**SELECTION:**
start

The Grand Lady and President of the Republic Colleges of Guinobatan, Inc., retired Court of Appeals Justice and former Comelec Commissioner Teresita Dy-Liacco Flores, Gov. Edcel “Grex” Lagman, Former Mayor and now Vice Mayor Gemma Ongjoco, Members of the Board of Directors and college officials, faculty and non-academic personnel, graduates and their parents, ladies and gentlemen, a pleasant good afternoon.

It is seldom that a Class graduates with the convulsion of the Mayon Volcano as background. Eruptions and other natural calamities are instructive. They remind us of our kinship with nature because we are all siblings of nature. While we cannot tame the occasional ferocity of nature, we must at least subdue our own outbursts.

It has to be appreciated that like a Bicolano, the Mayon Volcano is tempered even in its fury.

Congratulations to the Graduates, Parents and Teachers

Let me congratulate the triumvirate of this graduation – the graduates, their parents, and their teachers, who include the educational institution which gives the fitting environment for learning. All of you deserve your diplomas, heartfelt thanks and commensurate accolades. I join your celebration of accomplishment and reward.

end

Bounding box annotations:

start

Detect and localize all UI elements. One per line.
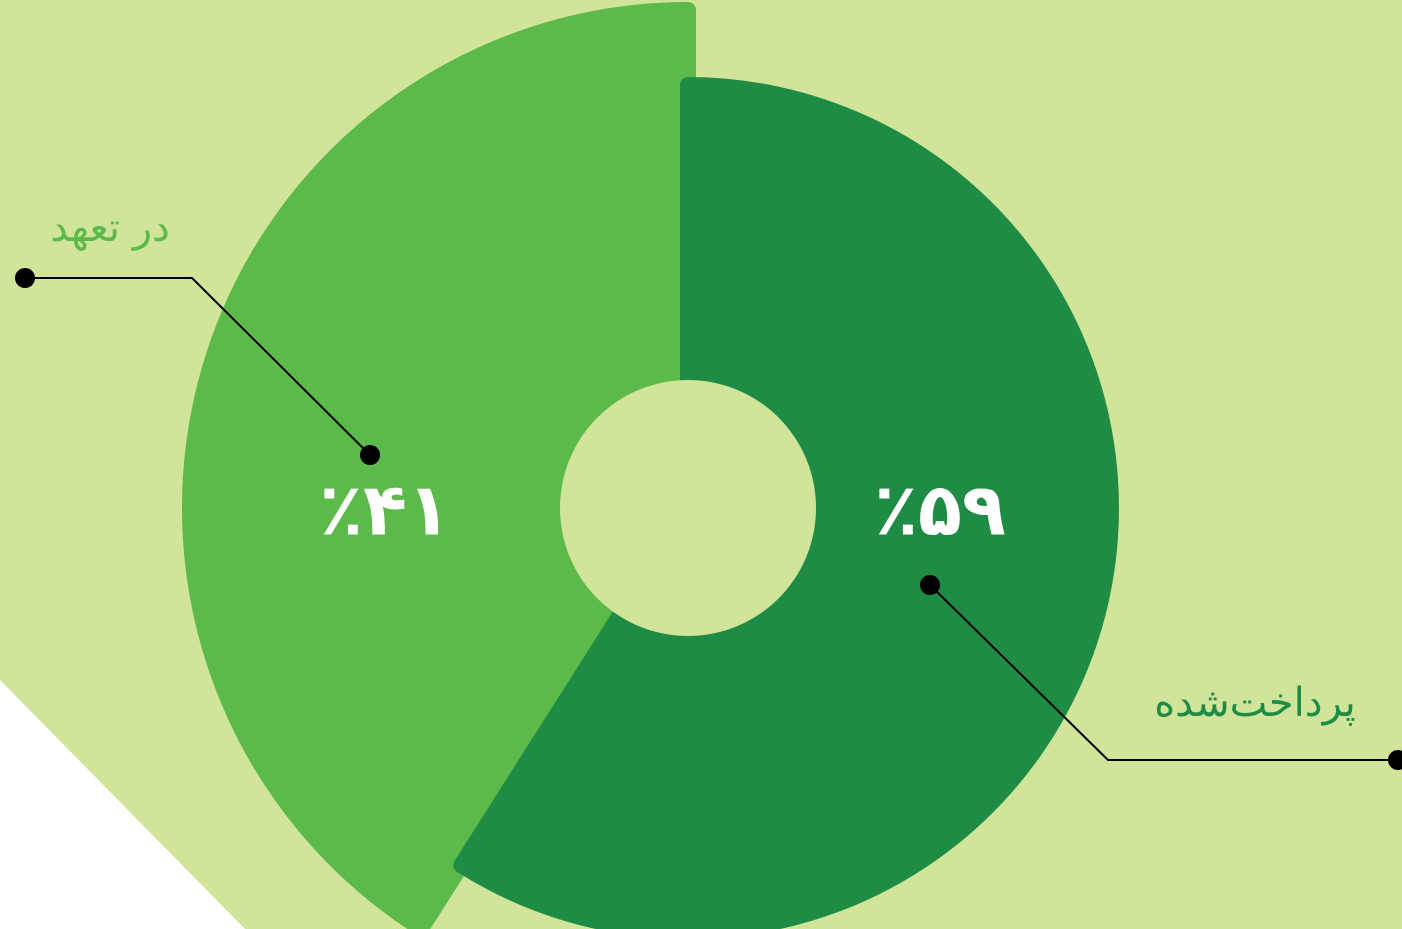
value-label: ٪۵۹: [874, 468, 1006, 552]
leader-dot: [15, 268, 35, 288]
donut-hole: [560, 380, 816, 636]
leader-dot: [920, 575, 940, 595]
leader-dot: [1388, 750, 1402, 770]
legend-label: در تعهد: [50, 205, 170, 251]
legend-label: پرداخت‌شده: [1154, 680, 1356, 726]
leader-dot: [360, 445, 380, 465]
value-label: ٪۴۱: [319, 468, 451, 552]
leader-line: [25, 277, 371, 456]
decor-triangle: [0, 680, 245, 929]
leader-line: [929, 584, 1398, 761]
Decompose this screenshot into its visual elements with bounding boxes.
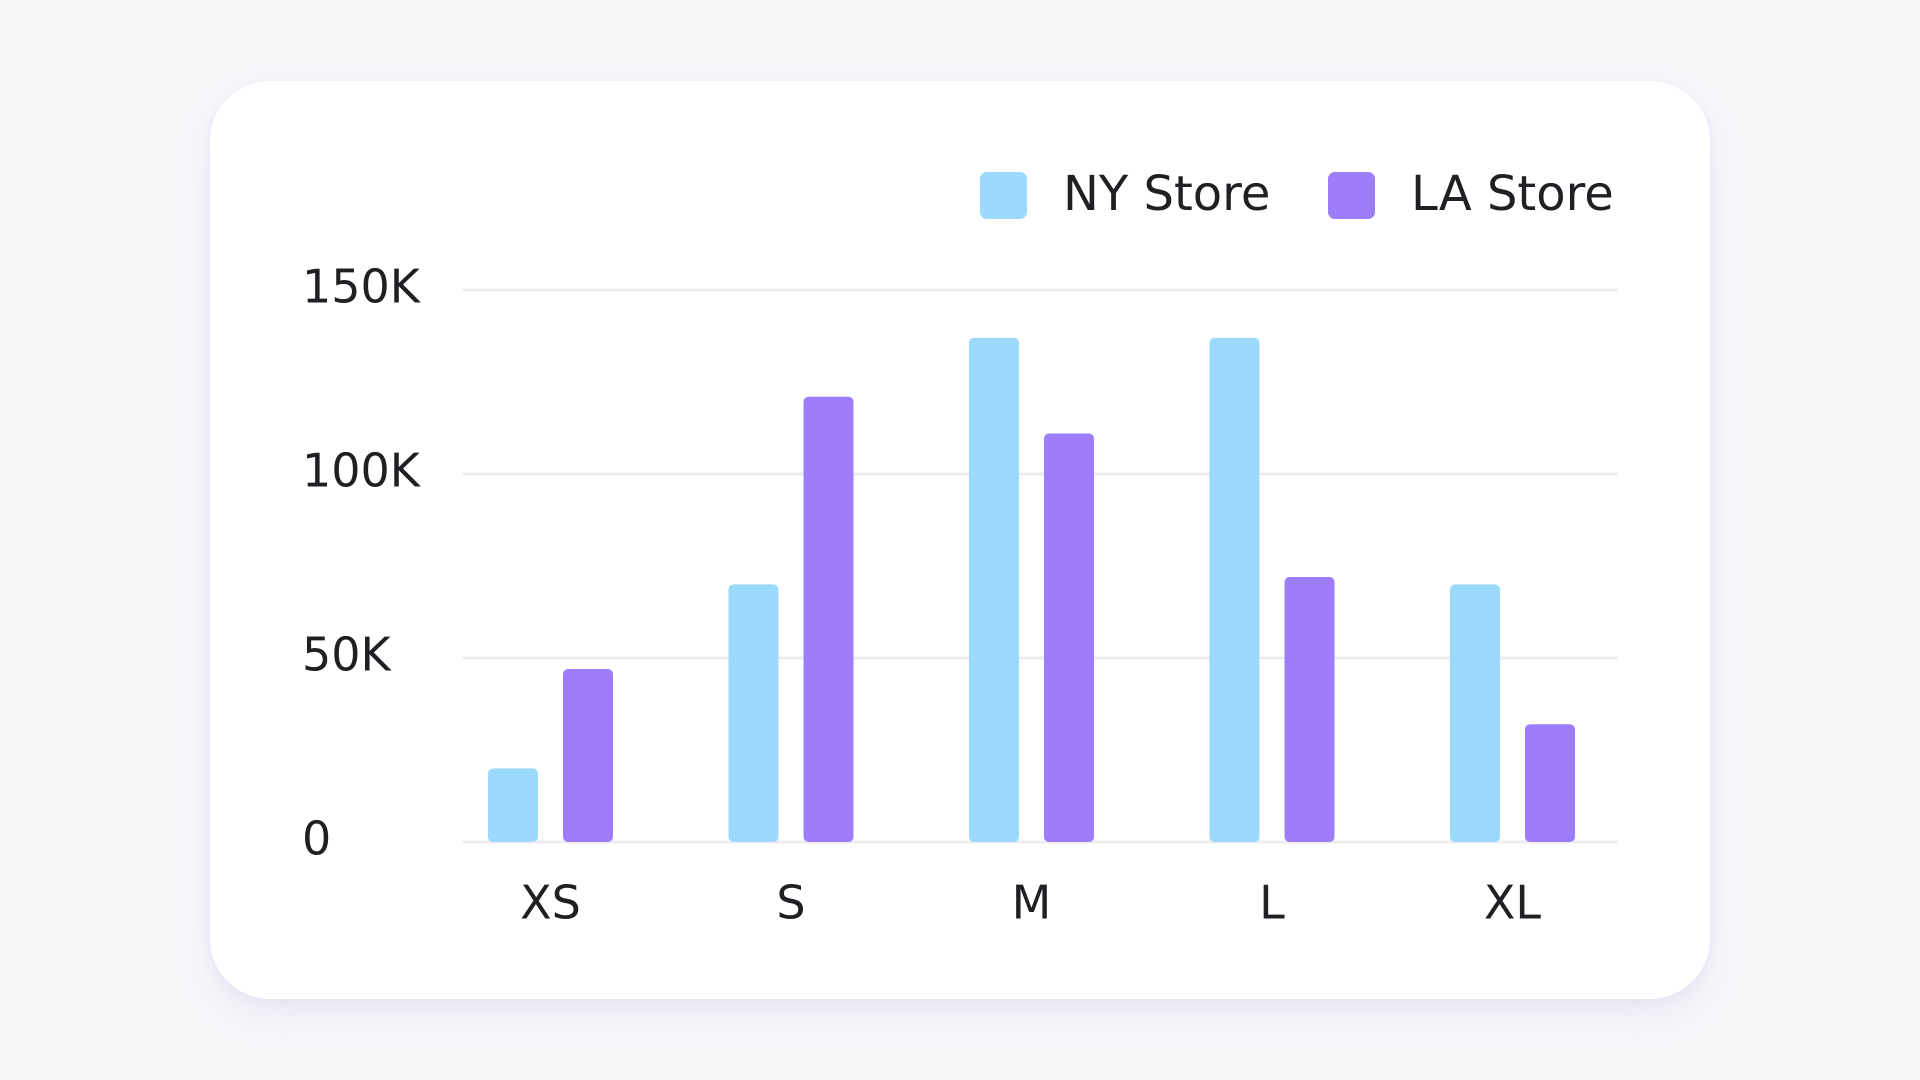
legend-label: LA Store — [1411, 166, 1614, 222]
x-tick-label: L — [1259, 876, 1285, 930]
bar-la-store-xl — [1525, 724, 1575, 842]
gridlines — [463, 288, 1618, 844]
x-tick-label: M — [1012, 876, 1052, 930]
bar-la-store-s — [803, 396, 854, 842]
y-tick-label: 150K — [302, 260, 422, 314]
legend-swatch — [1328, 172, 1375, 219]
bar-ny-store-s — [728, 584, 779, 842]
bar-la-store-xs — [563, 669, 613, 842]
x-tick-label: XL — [1484, 876, 1542, 930]
x-tick-label: S — [776, 876, 805, 930]
y-tick-label: 50K — [302, 628, 393, 682]
x-axis-ticks: XS S M L XL — [520, 876, 1541, 930]
bar-la-store-l — [1284, 577, 1335, 842]
bar-ny-store-xl — [1450, 584, 1500, 842]
bar-ny-store-l — [1209, 337, 1260, 842]
y-tick-label: 100K — [302, 444, 422, 498]
y-tick-label: 0 — [302, 812, 331, 866]
x-tick-label: XS — [520, 876, 581, 930]
legend-swatch — [980, 172, 1027, 219]
bar-ny-store-m — [969, 337, 1019, 842]
bars — [488, 337, 1575, 842]
y-axis-ticks: 0 50K 100K 150K — [302, 260, 422, 866]
legend: NY Store LA Store — [980, 166, 1614, 222]
legend-label: NY Store — [1063, 166, 1270, 222]
chart-card — [210, 81, 1710, 999]
bar-ny-store-xs — [488, 768, 538, 842]
bar-la-store-m — [1044, 433, 1094, 842]
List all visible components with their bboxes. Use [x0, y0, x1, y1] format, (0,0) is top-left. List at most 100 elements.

end

**REQUIREMENT:**
From the graduation speech above, extract the passage from "It is seldom" up to and including "in its fury.", copied word for word.

**EXERCISE RESULT:**
It is seldom that a Class graduates with the convulsion of the Mayon Volcano as background. Eruptions and other natural calamities are instructive. They remind us of our kinship with nature because we are all siblings of nature. While we cannot tame the occasional ferocity of nature, we must at least subdue our own outbursts.

It has to be appreciated that like a Bicolano, the Mayon Volcano is tempered even in its fury.